## To be done
Find each line that has the string "dropdown" and give the total, with nothing else.

## Records for this exercise
^^^^

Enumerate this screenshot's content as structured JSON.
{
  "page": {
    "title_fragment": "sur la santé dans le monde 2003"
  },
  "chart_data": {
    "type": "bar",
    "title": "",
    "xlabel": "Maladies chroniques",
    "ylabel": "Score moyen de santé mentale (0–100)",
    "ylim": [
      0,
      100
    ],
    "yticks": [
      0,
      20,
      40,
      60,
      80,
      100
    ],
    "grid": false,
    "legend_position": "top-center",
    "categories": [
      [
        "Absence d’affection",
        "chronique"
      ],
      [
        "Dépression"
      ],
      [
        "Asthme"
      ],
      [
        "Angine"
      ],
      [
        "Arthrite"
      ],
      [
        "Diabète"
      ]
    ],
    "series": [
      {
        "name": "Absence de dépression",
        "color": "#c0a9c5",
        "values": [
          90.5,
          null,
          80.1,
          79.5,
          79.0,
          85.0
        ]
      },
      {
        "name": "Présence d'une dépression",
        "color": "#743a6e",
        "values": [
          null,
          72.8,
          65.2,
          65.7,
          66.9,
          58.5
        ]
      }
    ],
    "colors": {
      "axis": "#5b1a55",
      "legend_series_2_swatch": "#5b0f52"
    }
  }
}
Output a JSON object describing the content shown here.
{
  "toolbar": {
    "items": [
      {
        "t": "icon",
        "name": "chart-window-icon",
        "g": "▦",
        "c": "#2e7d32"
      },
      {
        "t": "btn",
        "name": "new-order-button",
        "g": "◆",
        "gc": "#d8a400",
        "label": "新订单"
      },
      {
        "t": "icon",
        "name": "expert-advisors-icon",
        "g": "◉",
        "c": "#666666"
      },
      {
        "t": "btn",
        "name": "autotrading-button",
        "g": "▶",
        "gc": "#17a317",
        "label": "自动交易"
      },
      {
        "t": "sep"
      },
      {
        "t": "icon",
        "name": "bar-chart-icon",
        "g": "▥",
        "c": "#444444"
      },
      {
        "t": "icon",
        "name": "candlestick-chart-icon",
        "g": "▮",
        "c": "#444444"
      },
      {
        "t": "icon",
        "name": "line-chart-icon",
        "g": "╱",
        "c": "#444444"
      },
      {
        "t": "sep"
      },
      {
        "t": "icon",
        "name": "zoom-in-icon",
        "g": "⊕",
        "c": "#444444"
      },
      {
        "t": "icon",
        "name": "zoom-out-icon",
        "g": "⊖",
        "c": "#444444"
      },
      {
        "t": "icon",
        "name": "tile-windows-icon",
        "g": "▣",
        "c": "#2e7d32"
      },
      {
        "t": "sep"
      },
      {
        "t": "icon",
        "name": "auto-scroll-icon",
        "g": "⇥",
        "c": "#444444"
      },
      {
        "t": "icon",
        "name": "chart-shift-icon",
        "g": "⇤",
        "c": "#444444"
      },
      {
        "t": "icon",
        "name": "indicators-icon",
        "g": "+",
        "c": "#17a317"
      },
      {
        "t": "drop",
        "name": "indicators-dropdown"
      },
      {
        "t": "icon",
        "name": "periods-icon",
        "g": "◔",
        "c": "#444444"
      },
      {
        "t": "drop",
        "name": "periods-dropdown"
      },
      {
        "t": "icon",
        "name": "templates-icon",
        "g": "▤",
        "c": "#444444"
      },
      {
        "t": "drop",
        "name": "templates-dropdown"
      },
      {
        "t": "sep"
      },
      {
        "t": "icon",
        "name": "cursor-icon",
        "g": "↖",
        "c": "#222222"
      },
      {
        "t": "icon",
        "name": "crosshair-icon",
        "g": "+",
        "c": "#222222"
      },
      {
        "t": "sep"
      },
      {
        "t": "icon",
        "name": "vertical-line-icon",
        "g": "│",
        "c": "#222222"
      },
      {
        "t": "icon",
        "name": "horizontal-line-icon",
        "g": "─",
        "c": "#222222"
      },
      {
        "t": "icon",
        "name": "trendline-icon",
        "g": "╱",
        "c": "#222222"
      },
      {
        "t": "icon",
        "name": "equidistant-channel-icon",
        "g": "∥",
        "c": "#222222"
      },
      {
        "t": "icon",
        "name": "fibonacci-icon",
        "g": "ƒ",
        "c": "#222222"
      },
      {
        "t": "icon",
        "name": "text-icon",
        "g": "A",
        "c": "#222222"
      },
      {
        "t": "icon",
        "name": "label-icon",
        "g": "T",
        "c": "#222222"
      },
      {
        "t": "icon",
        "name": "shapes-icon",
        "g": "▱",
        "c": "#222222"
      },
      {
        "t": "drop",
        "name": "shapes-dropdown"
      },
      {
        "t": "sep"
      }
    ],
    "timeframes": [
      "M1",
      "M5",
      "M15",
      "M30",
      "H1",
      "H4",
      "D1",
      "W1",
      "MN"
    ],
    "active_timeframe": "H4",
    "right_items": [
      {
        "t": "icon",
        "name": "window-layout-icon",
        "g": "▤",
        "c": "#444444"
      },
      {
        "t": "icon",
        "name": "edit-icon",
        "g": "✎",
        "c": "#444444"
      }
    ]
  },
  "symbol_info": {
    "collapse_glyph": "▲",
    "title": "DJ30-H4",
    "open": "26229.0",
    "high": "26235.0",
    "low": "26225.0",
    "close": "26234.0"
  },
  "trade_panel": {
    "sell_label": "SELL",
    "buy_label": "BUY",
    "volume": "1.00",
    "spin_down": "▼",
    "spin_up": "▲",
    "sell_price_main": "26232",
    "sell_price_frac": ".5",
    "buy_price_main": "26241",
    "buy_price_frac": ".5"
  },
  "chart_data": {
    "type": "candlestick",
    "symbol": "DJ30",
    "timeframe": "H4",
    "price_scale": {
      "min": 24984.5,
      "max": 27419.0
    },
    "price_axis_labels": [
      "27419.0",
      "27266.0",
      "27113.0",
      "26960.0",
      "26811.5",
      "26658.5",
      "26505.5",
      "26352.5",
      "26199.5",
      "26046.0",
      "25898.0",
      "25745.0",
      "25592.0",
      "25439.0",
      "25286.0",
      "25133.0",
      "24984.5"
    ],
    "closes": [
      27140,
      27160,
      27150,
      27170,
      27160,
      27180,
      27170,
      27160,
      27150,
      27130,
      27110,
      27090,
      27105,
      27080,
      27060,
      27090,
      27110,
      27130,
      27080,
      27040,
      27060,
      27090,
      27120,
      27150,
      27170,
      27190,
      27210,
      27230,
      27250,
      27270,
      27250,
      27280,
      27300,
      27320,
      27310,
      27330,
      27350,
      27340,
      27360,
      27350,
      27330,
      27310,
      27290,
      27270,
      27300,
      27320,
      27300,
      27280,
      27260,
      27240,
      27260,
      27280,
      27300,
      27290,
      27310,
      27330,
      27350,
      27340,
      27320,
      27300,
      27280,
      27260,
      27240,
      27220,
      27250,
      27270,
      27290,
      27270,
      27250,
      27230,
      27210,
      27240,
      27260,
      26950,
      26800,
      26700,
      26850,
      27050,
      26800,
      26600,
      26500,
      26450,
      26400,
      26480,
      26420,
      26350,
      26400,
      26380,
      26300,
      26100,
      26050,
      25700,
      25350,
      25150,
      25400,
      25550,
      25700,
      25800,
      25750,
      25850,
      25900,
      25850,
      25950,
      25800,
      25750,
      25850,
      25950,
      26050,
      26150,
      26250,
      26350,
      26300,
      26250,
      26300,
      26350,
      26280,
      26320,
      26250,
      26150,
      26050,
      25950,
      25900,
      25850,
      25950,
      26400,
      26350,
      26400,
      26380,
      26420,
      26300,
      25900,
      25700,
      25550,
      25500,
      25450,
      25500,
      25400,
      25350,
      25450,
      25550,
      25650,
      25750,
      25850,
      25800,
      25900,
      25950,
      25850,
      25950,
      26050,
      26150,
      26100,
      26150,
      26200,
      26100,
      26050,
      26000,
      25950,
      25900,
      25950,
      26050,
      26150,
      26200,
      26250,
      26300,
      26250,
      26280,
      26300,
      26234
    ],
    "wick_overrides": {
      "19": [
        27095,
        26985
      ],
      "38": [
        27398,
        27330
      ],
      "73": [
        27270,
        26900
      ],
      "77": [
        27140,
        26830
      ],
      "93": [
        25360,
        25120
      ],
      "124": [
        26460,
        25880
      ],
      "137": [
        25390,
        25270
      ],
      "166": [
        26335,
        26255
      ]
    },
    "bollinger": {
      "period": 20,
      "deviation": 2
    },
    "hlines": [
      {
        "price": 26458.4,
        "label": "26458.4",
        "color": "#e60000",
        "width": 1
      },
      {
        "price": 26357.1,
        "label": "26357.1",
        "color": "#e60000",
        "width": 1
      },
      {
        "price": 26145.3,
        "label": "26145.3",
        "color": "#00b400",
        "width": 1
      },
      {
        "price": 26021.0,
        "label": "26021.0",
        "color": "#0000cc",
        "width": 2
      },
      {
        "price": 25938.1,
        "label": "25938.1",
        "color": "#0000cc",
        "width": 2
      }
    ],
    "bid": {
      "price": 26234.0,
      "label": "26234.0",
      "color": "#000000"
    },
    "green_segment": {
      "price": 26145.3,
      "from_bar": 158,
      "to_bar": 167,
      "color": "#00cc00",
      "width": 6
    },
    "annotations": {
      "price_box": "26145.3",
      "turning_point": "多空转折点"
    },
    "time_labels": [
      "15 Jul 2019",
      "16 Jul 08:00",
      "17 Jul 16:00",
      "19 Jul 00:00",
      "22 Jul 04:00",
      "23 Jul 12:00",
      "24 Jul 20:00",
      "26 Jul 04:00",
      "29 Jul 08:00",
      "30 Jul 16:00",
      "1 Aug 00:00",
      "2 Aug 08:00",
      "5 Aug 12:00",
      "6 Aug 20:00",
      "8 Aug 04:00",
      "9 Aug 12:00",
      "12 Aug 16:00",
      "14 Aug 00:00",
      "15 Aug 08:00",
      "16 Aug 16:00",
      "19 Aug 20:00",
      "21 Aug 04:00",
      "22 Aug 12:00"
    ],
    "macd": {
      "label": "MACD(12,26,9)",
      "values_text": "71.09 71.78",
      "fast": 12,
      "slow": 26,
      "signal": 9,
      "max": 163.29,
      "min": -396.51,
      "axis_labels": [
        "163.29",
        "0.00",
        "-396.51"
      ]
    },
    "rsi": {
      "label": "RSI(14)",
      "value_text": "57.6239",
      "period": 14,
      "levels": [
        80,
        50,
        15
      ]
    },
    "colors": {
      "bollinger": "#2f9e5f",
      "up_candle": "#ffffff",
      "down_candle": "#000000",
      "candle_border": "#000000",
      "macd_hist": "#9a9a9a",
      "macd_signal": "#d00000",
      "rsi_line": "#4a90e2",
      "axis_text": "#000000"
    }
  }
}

^^^^

## Written response
4